Write out the data below in full, unchanged, minus the images.

-------- Source records --------

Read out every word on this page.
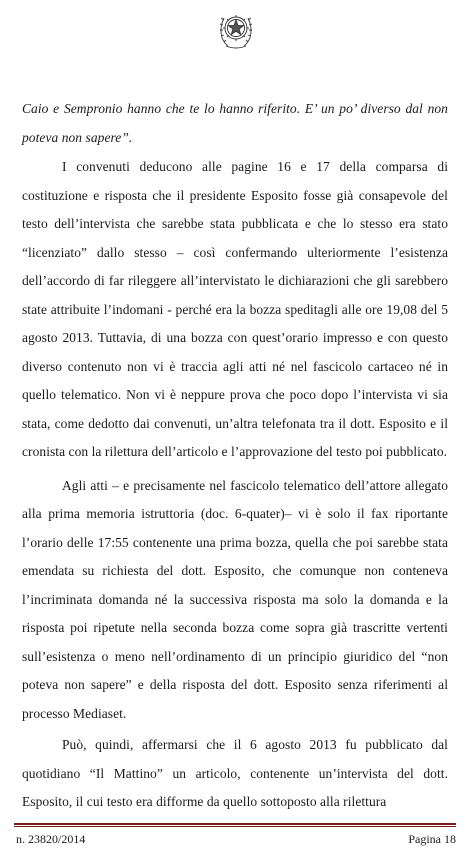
Caio e Sempronio hanno che te lo hanno riferito. E’ un po’ diverso dal non poteva non sapere”.

I convenuti deducono alle pagine 16 e 17 della comparsa di costituzione e risposta che il presidente Esposito fosse già consapevole del testo dell’intervista che sarebbe stata pubblicata e che lo stesso era stato “licenziato” dallo stesso – così confermando ulteriormente l’esistenza dell’accordo di far rileggere all’intervistato le dichiarazioni che gli sarebbero state attribuite l’indomani - perché era la bozza speditagli alle ore 19,08 del 5 agosto 2013. Tuttavia, di una bozza con quest’orario impresso e con questo diverso contenuto non vi è traccia agli atti né nel fascicolo cartaceo né in quello telematico. Non vi è neppure prova che poco dopo l’intervista vi sia stata, come dedotto dai convenuti, un’altra telefonata tra il dott. Esposito e il cronista con la rilettura dell’articolo e l’approvazione del testo poi pubblicato.

Agli atti – e precisamente nel fascicolo telematico dell’attore allegato alla prima memoria istruttoria (doc. 6-quater)– vi è solo il fax riportante l’orario delle 17:55 contenente una prima bozza, quella che poi sarebbe stata emendata su richiesta del dott. Esposito, che comunque non conteneva l’incriminata domanda né la successiva risposta ma solo la domanda e la risposta poi ripetute nella seconda bozza come sopra già trascritte vertenti sull’esistenza o meno nell’ordinamento di un principio giuridico del “non poteva non sapere” e della risposta del dott. Esposito senza riferimenti al processo Mediaset.

Può, quindi, affermarsi che il 6 agosto 2013 fu pubblicato dal quotidiano “Il Mattino” un articolo, contenente un’intervista del dott. Esposito, il cui testo era difforme da quello sottoposto alla rilettura

n. 23820/2014	Pagina 18
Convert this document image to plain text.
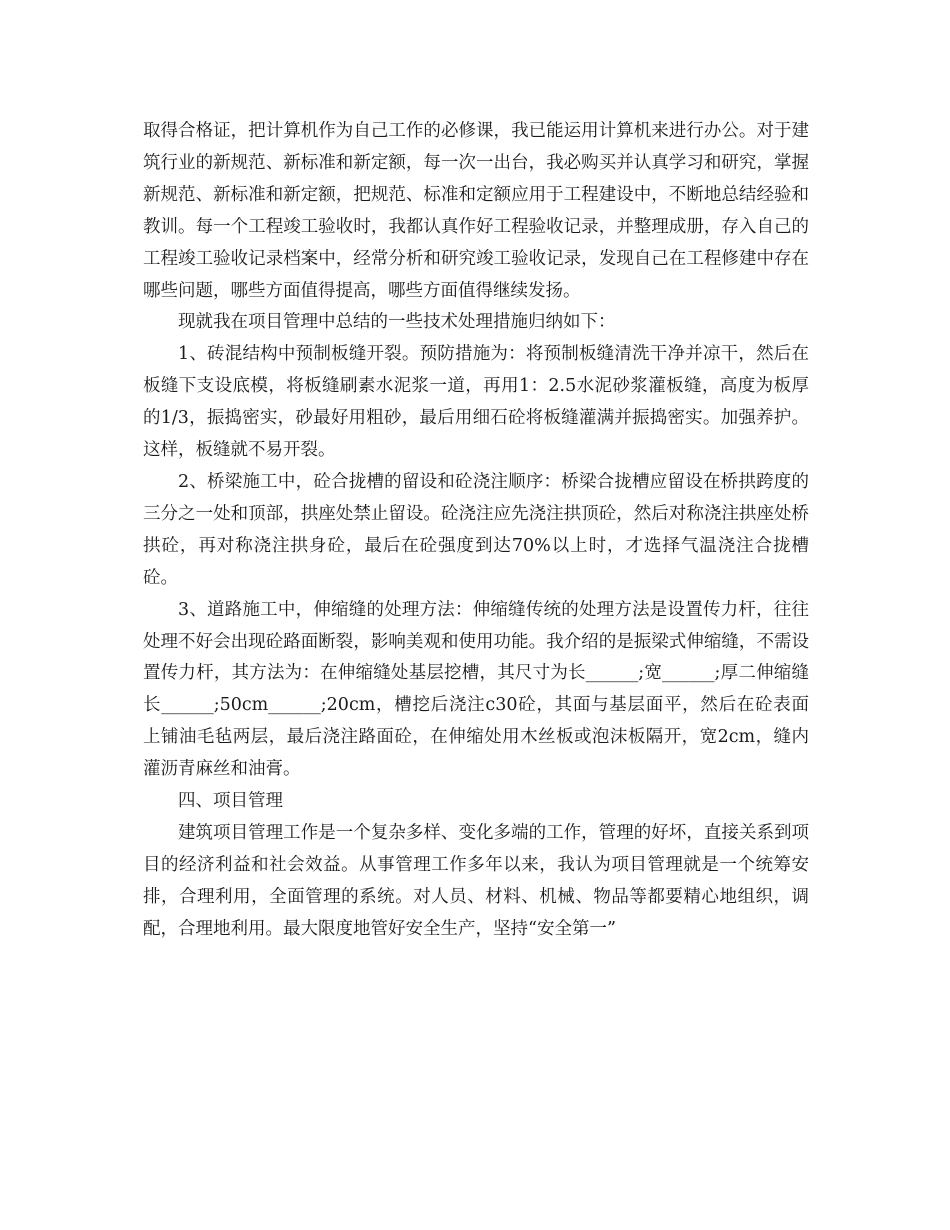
取得合格证，把计算机作为自己工作的必修课，我已能运用计算机来进行办公。对于建筑行业的新规范、新标准和新定额，每一次一出台，我必购买并认真学习和研究，掌握新规范、新标准和新定额，把规范、标准和定额应用于工程建设中，不断地总结经验和教训。每一个工程竣工验收时，我都认真作好工程验收记录，并整理成册，存入自己的工程竣工验收记录档案中，经常分析和研究竣工验收记录，发现自己在工程修建中存在哪些问题，哪些方面值得提高，哪些方面值得继续发扬。

现就我在项目管理中总结的一些技术处理措施归纳如下：

1、砖混结构中预制板缝开裂。预防措施为：将预制板缝清洗干净并凉干，然后在板缝下支设底模，将板缝刷素水泥浆一道，再用1：2.5水泥砂浆灌板缝，高度为板厚的1/3，振捣密实，砂最好用粗砂，最后用细石砼将板缝灌满并振捣密实。加强养护。这样，板缝就不易开裂。

2、桥梁施工中，砼合拢槽的留设和砼浇注顺序：桥梁合拢槽应留设在桥拱跨度的三分之一处和顶部，拱座处禁止留设。砼浇注应先浇注拱顶砼，然后对称浇注拱座处桥拱砼，再对称浇注拱身砼，最后在砼强度到达70%以上时，才选择气温浇注合拢槽砼。

3、道路施工中，伸缩缝的处理方法：伸缩缝传统的处理方法是设置传力杆，往往处理不好会出现砼路面断裂，影响美观和使用功能。我介绍的是振梁式伸缩缝，不需设置传力杆，其方法为：在伸缩缝处基层挖槽，其尺寸为长______;宽______;厚二伸缩缝长______;50cm______;20cm，槽挖后浇注c30砼，其面与基层面平，然后在砼表面上铺油毛毡两层，最后浇注路面砼，在伸缩处用木丝板或泡沫板隔开，宽2cm，缝内灌沥青麻丝和油膏。

四、项目管理

建筑项目管理工作是一个复杂多样、变化多端的工作，管理的好坏，直接关系到项目的经济利益和社会效益。从事管理工作多年以来，我认为项目管理就是一个统筹安排，合理利用，全面管理的系统。对人员、材料、机械、物品等都要精心地组织，调配，合理地利用。最大限度地管好安全生产，坚持“安全第一”
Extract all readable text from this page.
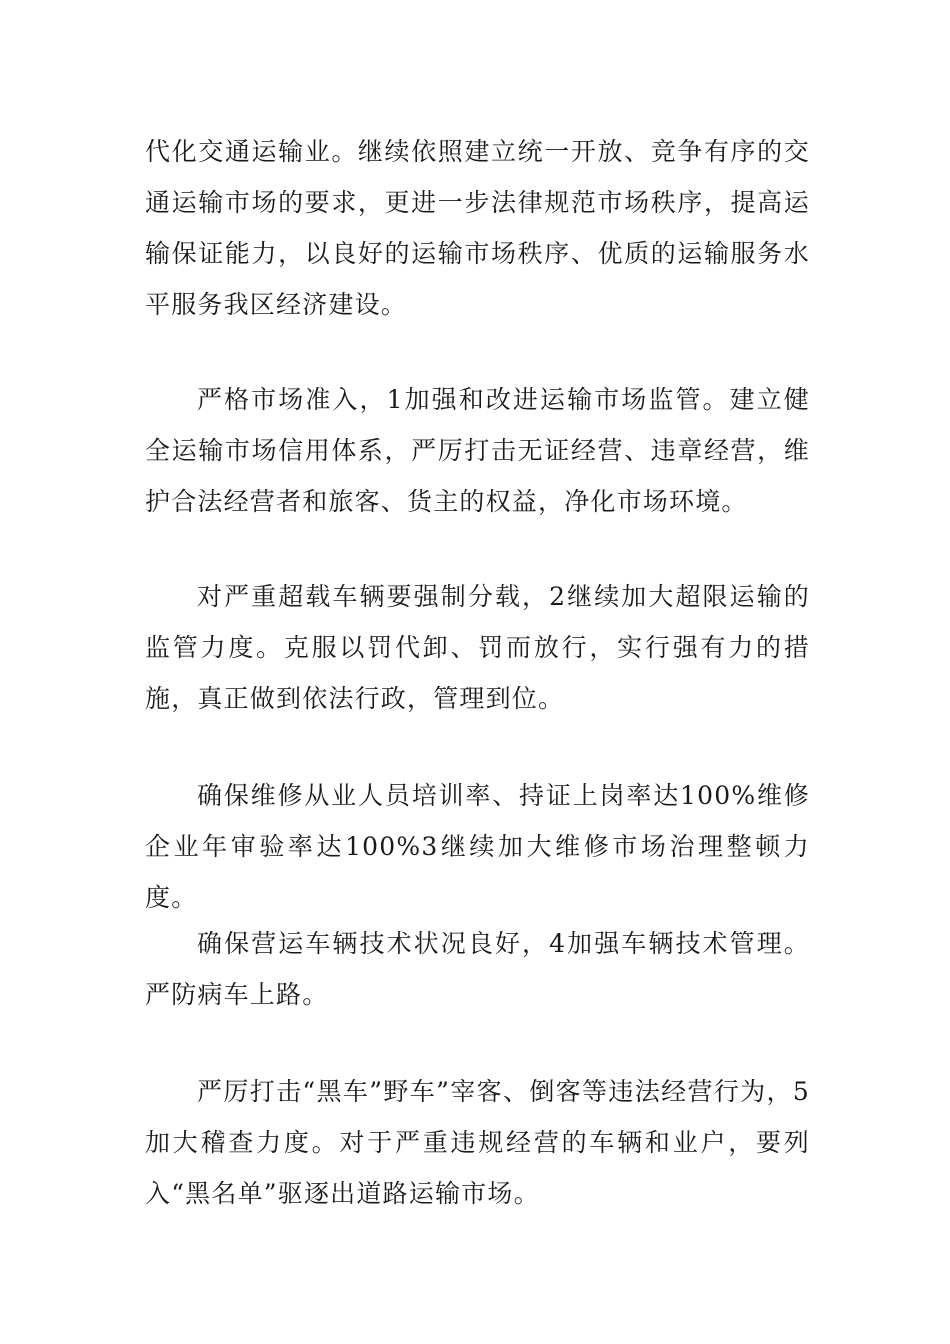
代化交通运输业。继续依照建立统一开放、竞争有序的交通运输市场的要求，更进一步法律规范市场秩序，提高运输保证能力，以良好的运输市场秩序、优质的运输服务水平服务我区经济建设。

严格市场准入，1加强和改进运输市场监管。建立健全运输市场信用体系，严厉打击无证经营、违章经营，维护合法经营者和旅客、货主的权益，净化市场环境。

对严重超载车辆要强制分载，2继续加大超限运输的监管力度。克服以罚代卸、罚而放行，实行强有力的措施，真正做到依法行政，管理到位。

确保维修从业人员培训率、持证上岗率达100%维修企业年审验率达100%3继续加大维修市场治理整顿力度。

确保营运车辆技术状况良好，4加强车辆技术管理。严防病车上路。

严厉打击“黑车”野车”宰客、倒客等违法经营行为，5加大稽查力度。对于严重违规经营的车辆和业户，要列入“黑名单”驱逐出道路运输市场。
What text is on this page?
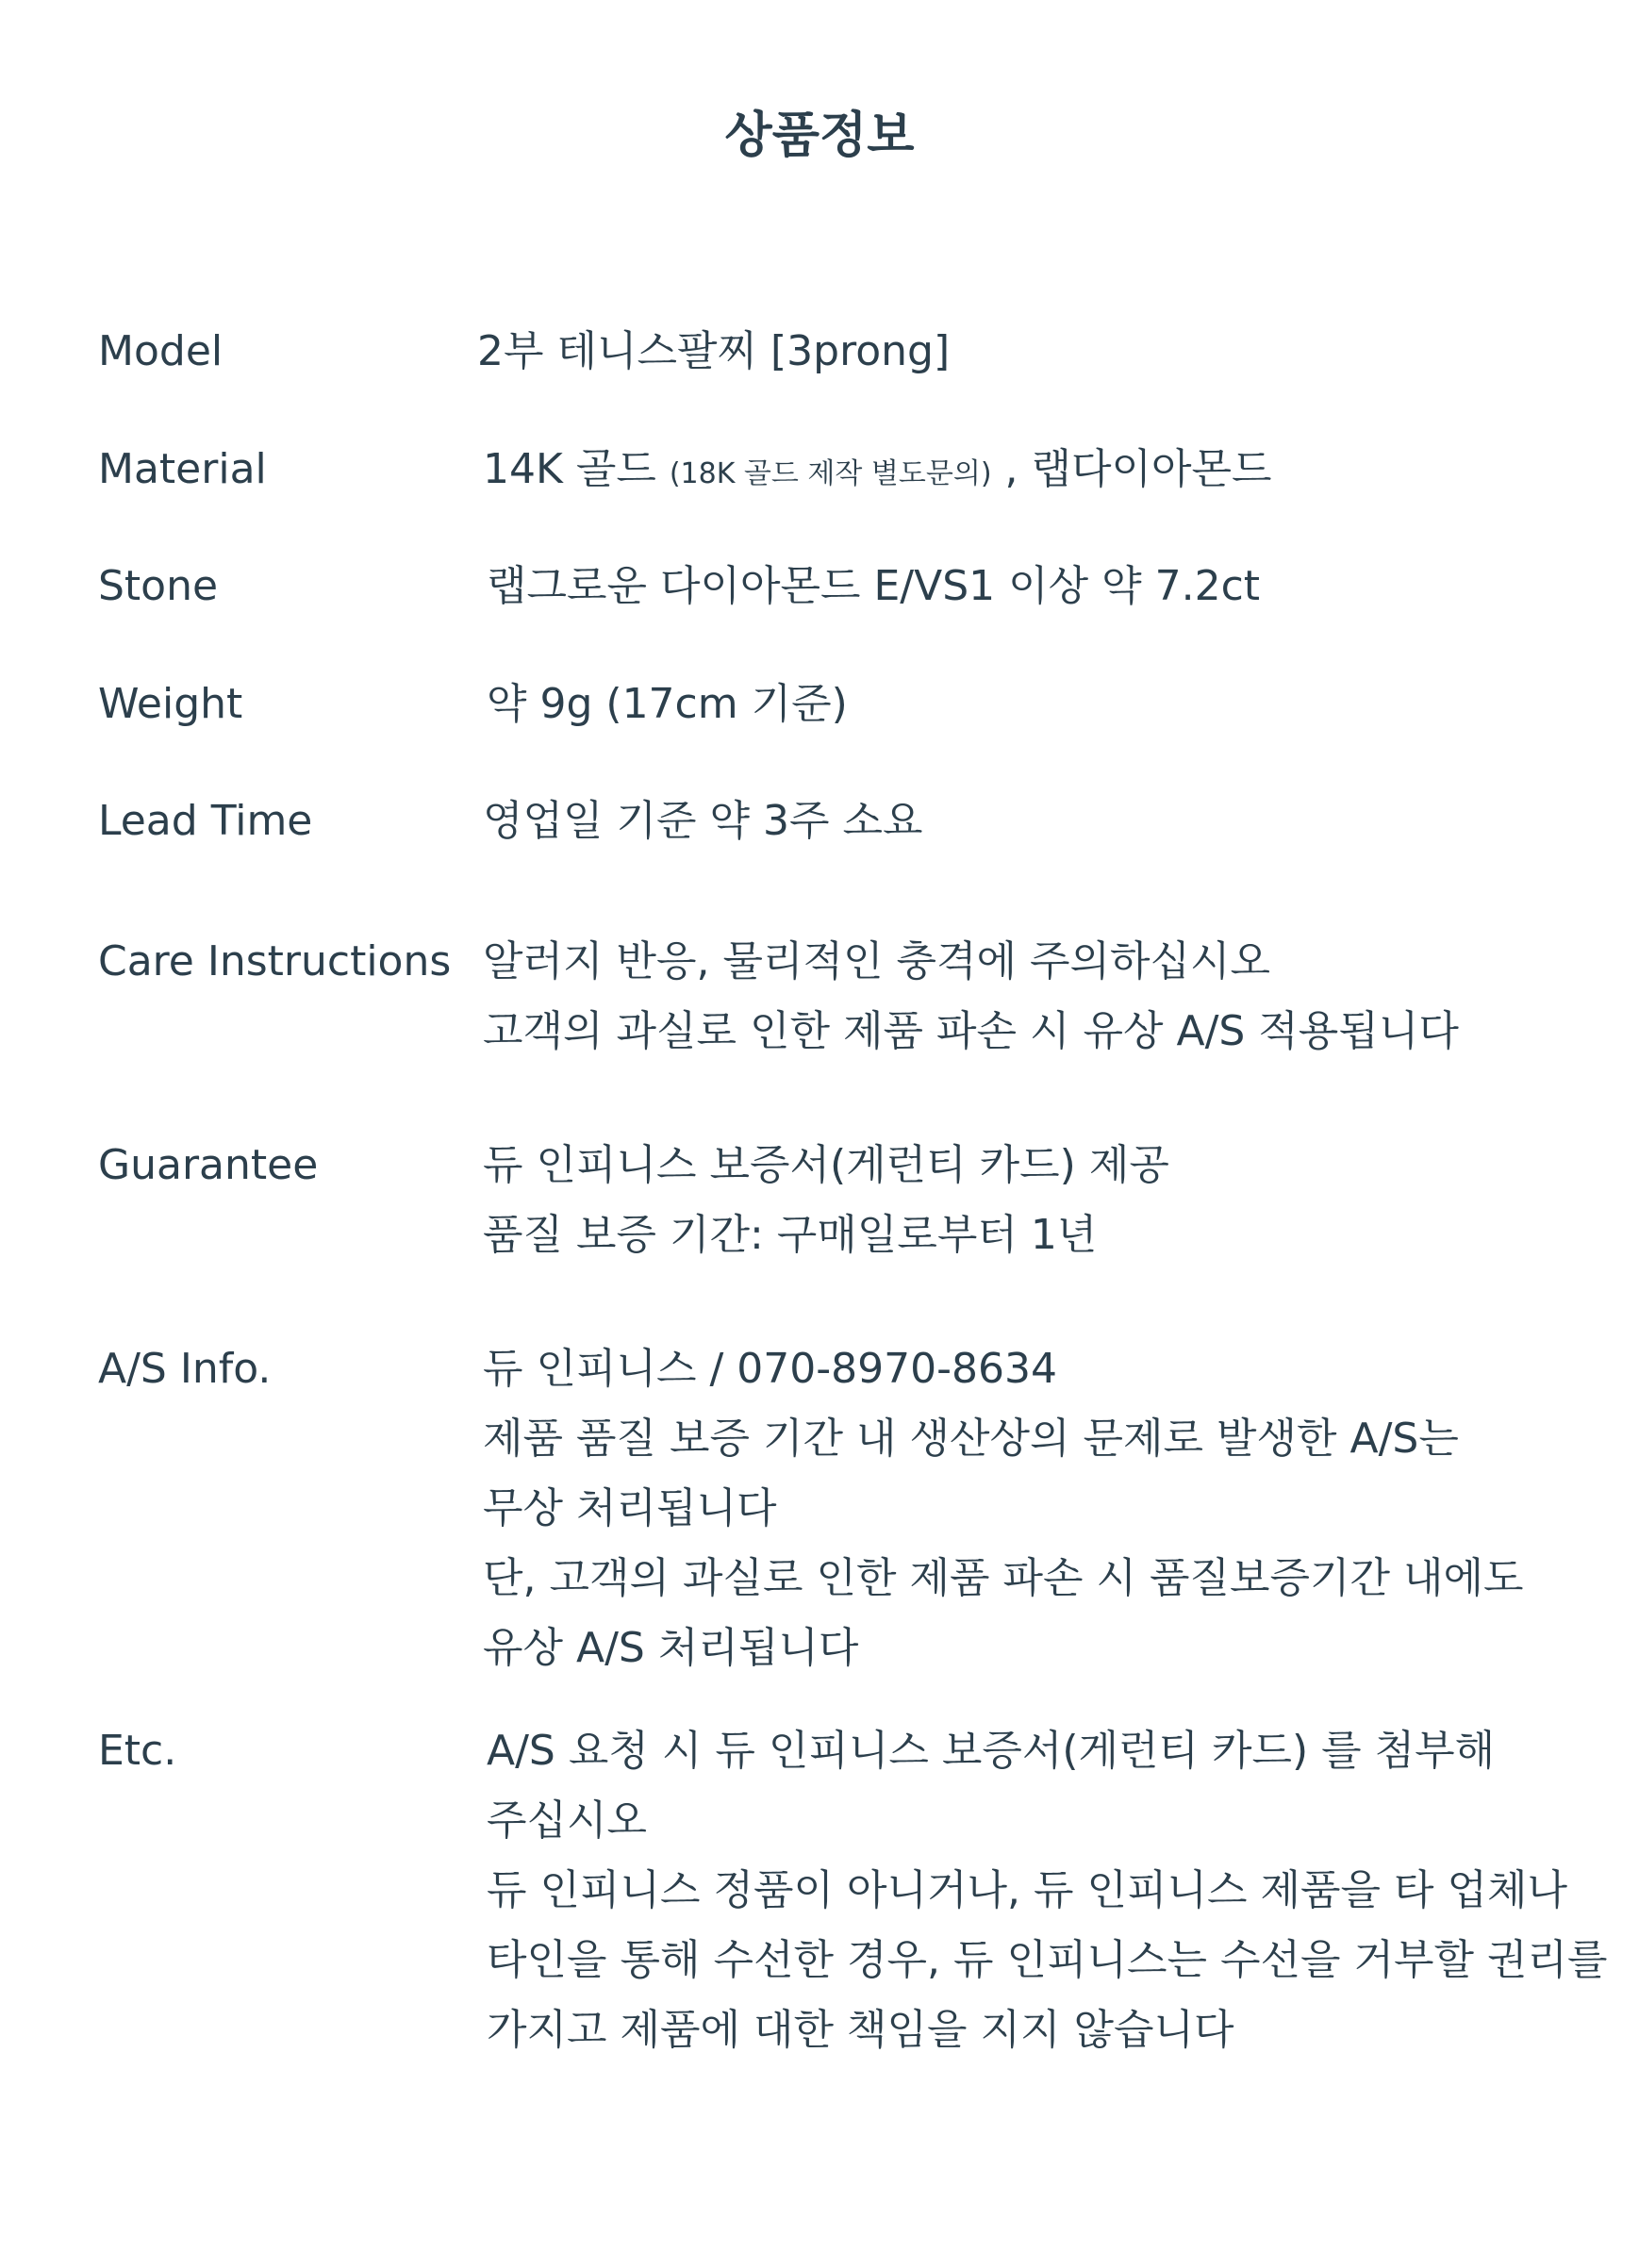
상품정보
Model	2부 테니스팔찌 [3prong]
Material	14K 골드 (18K 골드 제작 별도문의) , 랩다이아몬드
Stone	랩그로운 다이아몬드 E/VS1 이상 약 7.2ct
Weight	약 9g (17cm 기준)
Lead Time	영업일 기준 약 3주 소요
Care Instructions 알러지 반응, 물리적인 충격에 주의하십시오
고객의 과실로 인한 제품 파손 시 유상 A/S 적용됩니다
Guarantee	듀 인피니스 보증서(게런티 카드) 제공
품질 보증 기간: 구매일로부터 1년
A/S Info.	듀 인피니스 / 070-8970-8634
제품 품질 보증 기간 내 생산상의 문제로 발생한 A/S는
무상 처리됩니다
단, 고객의 과실로 인한 제품 파손 시 품질보증기간 내에도
유상 A/S 처리됩니다
Etc.	A/S 요청 시 듀 인피니스 보증서(게런티 카드) 를 첨부해
주십시오
듀 인피니스 정품이 아니거나, 듀 인피니스 제품을 타 업체나
타인을 통해 수선한 경우, 듀 인피니스는 수선을 거부할 권리를
가지고 제품에 대한 책임을 지지 않습니다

--------

» Solution below
Read out every word on this page.
Caio e Sempronio hanno che te lo hanno riferito. E’ un po’ diverso dal non poteva non sapere”.

I convenuti deducono alle pagine 16 e 17 della comparsa di costituzione e risposta che il presidente Esposito fosse già consapevole del testo dell’intervista che sarebbe stata pubblicata e che lo stesso era stato “licenziato” dallo stesso – così confermando ulteriormente l’esistenza dell’accordo di far rileggere all’intervistato le dichiarazioni che gli sarebbero state attribuite l’indomani - perché era la bozza speditagli alle ore 19,08 del 5 agosto 2013. Tuttavia, di una bozza con quest’orario impresso e con questo diverso contenuto non vi è traccia agli atti né nel fascicolo cartaceo né in quello telematico. Non vi è neppure prova che poco dopo l’intervista vi sia stata, come dedotto dai convenuti, un’altra telefonata tra il dott. Esposito e il cronista con la rilettura dell’articolo e l’approvazione del testo poi pubblicato.

Agli atti – e precisamente nel fascicolo telematico dell’attore allegato alla prima memoria istruttoria (doc. 6-quater)– vi è solo il fax riportante l’orario delle 17:55 contenente una prima bozza, quella che poi sarebbe stata emendata su richiesta del dott. Esposito, che comunque non conteneva l’incriminata domanda né la successiva risposta ma solo la domanda e la risposta poi ripetute nella seconda bozza come sopra già trascritte vertenti sull’esistenza o meno nell’ordinamento di un principio giuridico del “non poteva non sapere” e della risposta del dott. Esposito senza riferimenti al processo Mediaset.

Può, quindi, affermarsi che il 6 agosto 2013 fu pubblicato dal quotidiano “Il Mattino” un articolo, contenente un’intervista del dott. Esposito, il cui testo era difforme da quello sottoposto alla rilettura

n. 23820/2014	Pagina 18
Convert this document image to plain text.
取得合格证，把计算机作为自己工作的必修课，我已能运用计算机来进行办公。对于建筑行业的新规范、新标准和新定额，每一次一出台，我必购买并认真学习和研究，掌握新规范、新标准和新定额，把规范、标准和定额应用于工程建设中，不断地总结经验和教训。每一个工程竣工验收时，我都认真作好工程验收记录，并整理成册，存入自己的工程竣工验收记录档案中，经常分析和研究竣工验收记录，发现自己在工程修建中存在哪些问题，哪些方面值得提高，哪些方面值得继续发扬。

现就我在项目管理中总结的一些技术处理措施归纳如下：

1、砖混结构中预制板缝开裂。预防措施为：将预制板缝清洗干净并凉干，然后在板缝下支设底模，将板缝刷素水泥浆一道，再用1：2.5水泥砂浆灌板缝，高度为板厚的1/3，振捣密实，砂最好用粗砂，最后用细石砼将板缝灌满并振捣密实。加强养护。这样，板缝就不易开裂。

2、桥梁施工中，砼合拢槽的留设和砼浇注顺序：桥梁合拢槽应留设在桥拱跨度的三分之一处和顶部，拱座处禁止留设。砼浇注应先浇注拱顶砼，然后对称浇注拱座处桥拱砼，再对称浇注拱身砼，最后在砼强度到达70%以上时，才选择气温浇注合拢槽砼。

3、道路施工中，伸缩缝的处理方法：伸缩缝传统的处理方法是设置传力杆，往往处理不好会出现砼路面断裂，影响美观和使用功能。我介绍的是振梁式伸缩缝，不需设置传力杆，其方法为：在伸缩缝处基层挖槽，其尺寸为长______;宽______;厚二伸缩缝长______;50cm______;20cm，槽挖后浇注c30砼，其面与基层面平，然后在砼表面上铺油毛毡两层，最后浇注路面砼，在伸缩处用木丝板或泡沫板隔开，宽2cm，缝内灌沥青麻丝和油膏。

四、项目管理

建筑项目管理工作是一个复杂多样、变化多端的工作，管理的好坏，直接关系到项目的经济利益和社会效益。从事管理工作多年以来，我认为项目管理就是一个统筹安排，合理利用，全面管理的系统。对人员、材料、机械、物品等都要精心地组织，调配，合理地利用。最大限度地管好安全生产，坚持“安全第一”
Extract all readable text from this page.
代化交通运输业。继续依照建立统一开放、竞争有序的交通运输市场的要求，更进一步法律规范市场秩序，提高运输保证能力，以良好的运输市场秩序、优质的运输服务水平服务我区经济建设。

严格市场准入，1加强和改进运输市场监管。建立健全运输市场信用体系，严厉打击无证经营、违章经营，维护合法经营者和旅客、货主的权益，净化市场环境。

对严重超载车辆要强制分载，2继续加大超限运输的监管力度。克服以罚代卸、罚而放行，实行强有力的措施，真正做到依法行政，管理到位。

确保维修从业人员培训率、持证上岗率达100%维修企业年审验率达100%3继续加大维修市场治理整顿力度。

确保营运车辆技术状况良好，4加强车辆技术管理。严防病车上路。

严厉打击“黑车”野车”宰客、倒客等违法经营行为，5加大稽查力度。对于严重违规经营的车辆和业户，要列入“黑名单”驱逐出道路运输市场。
What text is on this page?
상품정보
Model	2부 테니스팔찌 [3prong]
Material	14K 골드 (18K 골드 제작 별도문의) , 랩다이아몬드
Stone	랩그로운 다이아몬드 E/VS1 이상 약 7.2ct
Weight	약 9g (17cm 기준)
Lead Time	영업일 기준 약 3주 소요
Care Instructions 알러지 반응, 물리적인 충격에 주의하십시오
고객의 과실로 인한 제품 파손 시 유상 A/S 적용됩니다
Guarantee	듀 인피니스 보증서(게런티 카드) 제공
품질 보증 기간: 구매일로부터 1년
A/S Info.	듀 인피니스 / 070-8970-8634
제품 품질 보증 기간 내 생산상의 문제로 발생한 A/S는
무상 처리됩니다
단, 고객의 과실로 인한 제품 파손 시 품질보증기간 내에도
유상 A/S 처리됩니다
Etc.	A/S 요청 시 듀 인피니스 보증서(게런티 카드) 를 첨부해
주십시오
듀 인피니스 정품이 아니거나, 듀 인피니스 제품을 타 업체나
타인을 통해 수선한 경우, 듀 인피니스는 수선을 거부할 권리를
가지고 제품에 대한 책임을 지지 않습니다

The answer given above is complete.